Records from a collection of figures
-- -- --

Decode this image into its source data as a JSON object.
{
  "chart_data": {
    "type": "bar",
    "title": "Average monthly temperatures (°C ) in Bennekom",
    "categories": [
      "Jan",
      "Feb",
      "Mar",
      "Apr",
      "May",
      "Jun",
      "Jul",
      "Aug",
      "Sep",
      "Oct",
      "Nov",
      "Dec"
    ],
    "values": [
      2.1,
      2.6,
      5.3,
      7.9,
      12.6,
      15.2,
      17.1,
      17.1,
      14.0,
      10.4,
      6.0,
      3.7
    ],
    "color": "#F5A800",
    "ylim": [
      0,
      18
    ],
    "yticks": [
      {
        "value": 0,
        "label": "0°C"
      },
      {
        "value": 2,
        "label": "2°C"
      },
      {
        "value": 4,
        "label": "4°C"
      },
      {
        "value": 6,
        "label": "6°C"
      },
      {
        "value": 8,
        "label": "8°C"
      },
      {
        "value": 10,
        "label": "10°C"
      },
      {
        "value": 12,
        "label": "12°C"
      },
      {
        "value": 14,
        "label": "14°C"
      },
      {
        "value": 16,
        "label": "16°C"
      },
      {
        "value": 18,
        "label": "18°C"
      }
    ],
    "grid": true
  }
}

-- -- --

» Instruction: Read through the entries and copy each line in which "label" appears.

» Correct answer:
        "label": "0°C"
        "label": "2°C"
        "label": "4°C"
        "label": "6°C"
        "label": "8°C"
        "label": "10°C"
        "label": "12°C"
        "label": "14°C"
        "label": "16°C"
        "label": "18°C"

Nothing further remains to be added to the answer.